» WRITTEN INSTRUCTION: Transcribe the lines below verbatim, skipping the images.

» Data entries:

begin

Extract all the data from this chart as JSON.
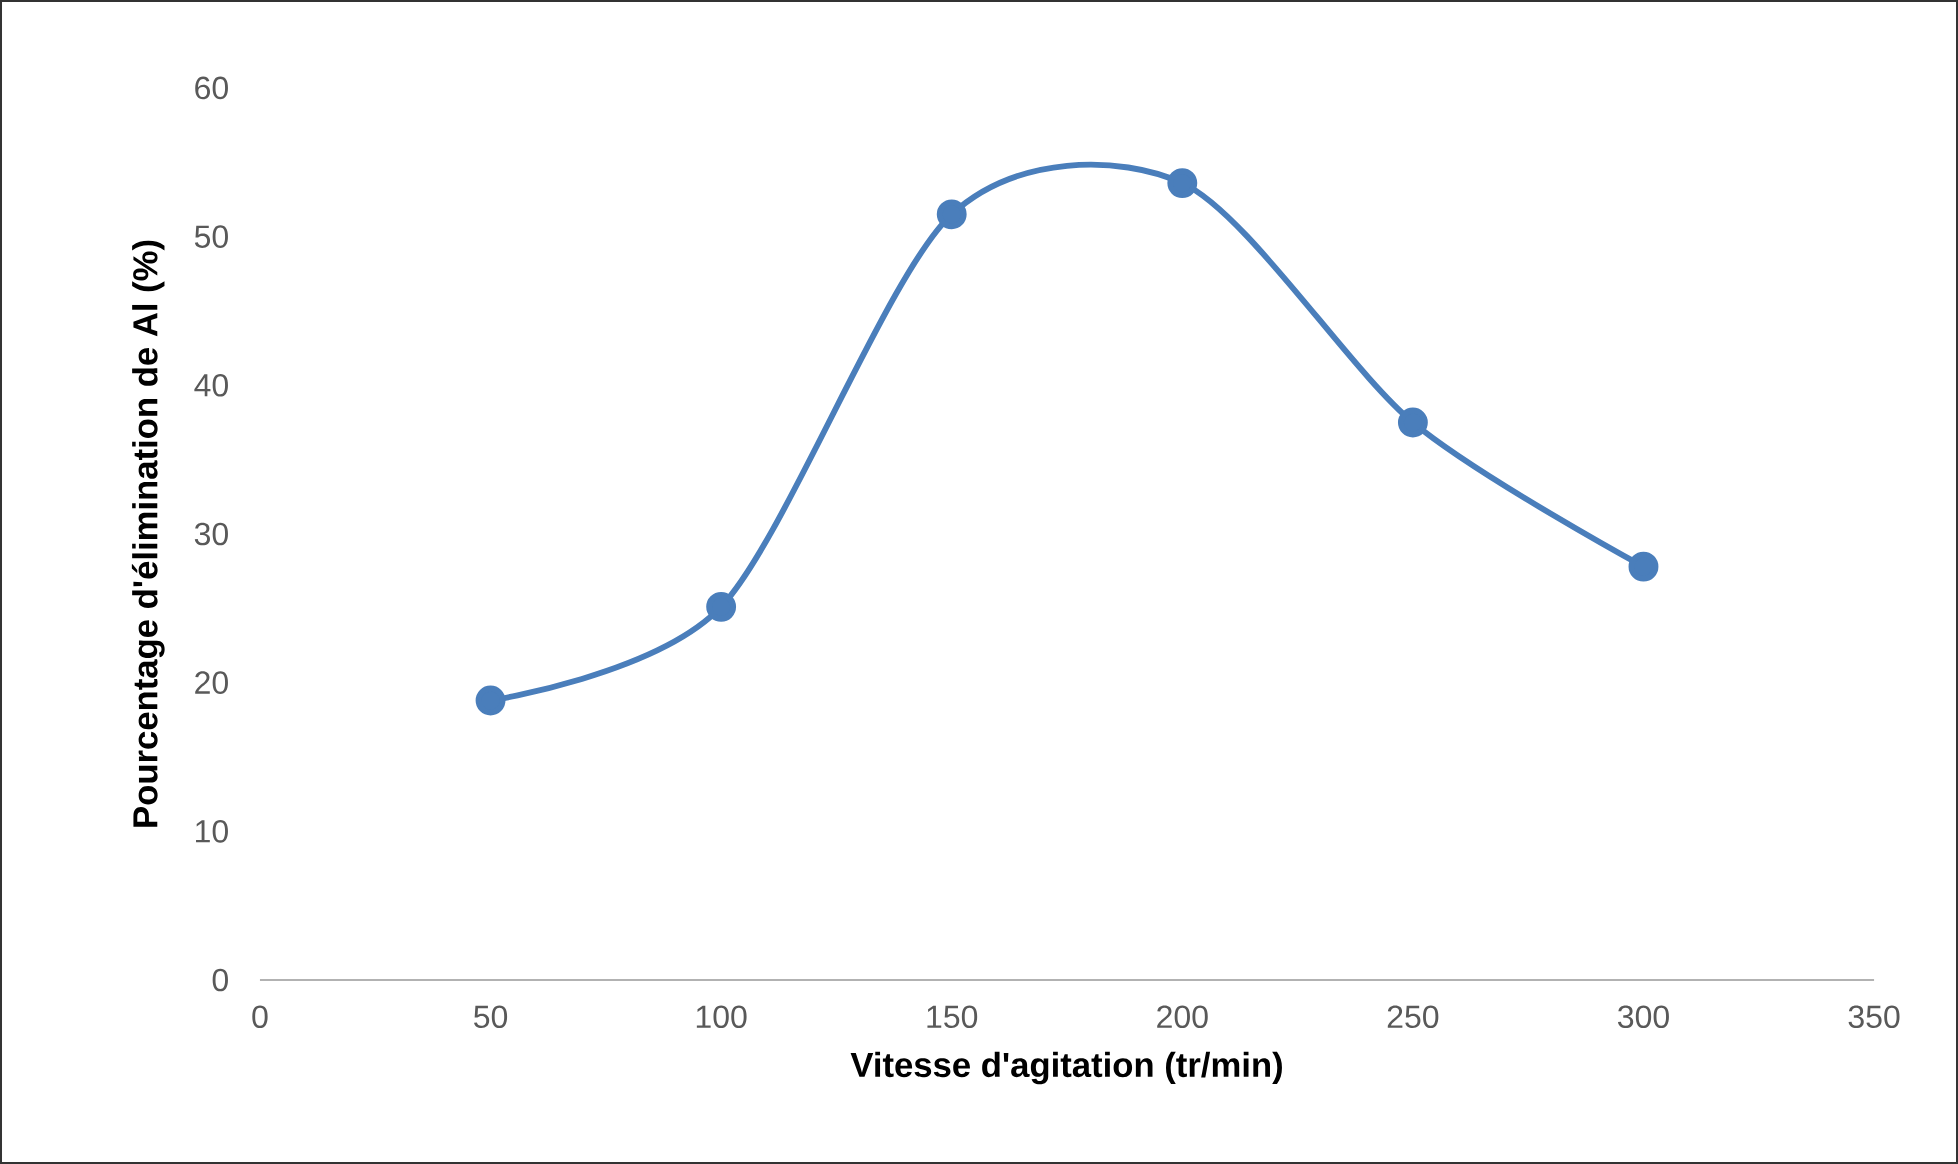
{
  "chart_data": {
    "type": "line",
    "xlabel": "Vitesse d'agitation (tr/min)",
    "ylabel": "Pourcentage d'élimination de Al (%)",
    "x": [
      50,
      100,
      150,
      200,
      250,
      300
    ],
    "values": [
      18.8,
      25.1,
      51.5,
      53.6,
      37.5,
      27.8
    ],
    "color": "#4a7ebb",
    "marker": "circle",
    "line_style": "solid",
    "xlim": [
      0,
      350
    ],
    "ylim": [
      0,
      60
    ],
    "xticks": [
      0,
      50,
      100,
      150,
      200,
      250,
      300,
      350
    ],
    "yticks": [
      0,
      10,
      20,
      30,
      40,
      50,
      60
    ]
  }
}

end

» TASK OUTPUT:
Extract all the data from this chart as JSON.
{
  "chart_data": {
    "type": "line",
    "xlabel": "Vitesse d'agitation (tr/min)",
    "ylabel": "Pourcentage d'élimination de Al (%)",
    "x": [
      50,
      100,
      150,
      200,
      250,
      300
    ],
    "values": [
      18.8,
      25.1,
      51.5,
      53.6,
      37.5,
      27.8
    ],
    "color": "#4a7ebb",
    "marker": "circle",
    "line_style": "solid",
    "xlim": [
      0,
      350
    ],
    "ylim": [
      0,
      60
    ],
    "xticks": [
      0,
      50,
      100,
      150,
      200,
      250,
      300,
      350
    ],
    "yticks": [
      0,
      10,
      20,
      30,
      40,
      50,
      60
    ]
  }
}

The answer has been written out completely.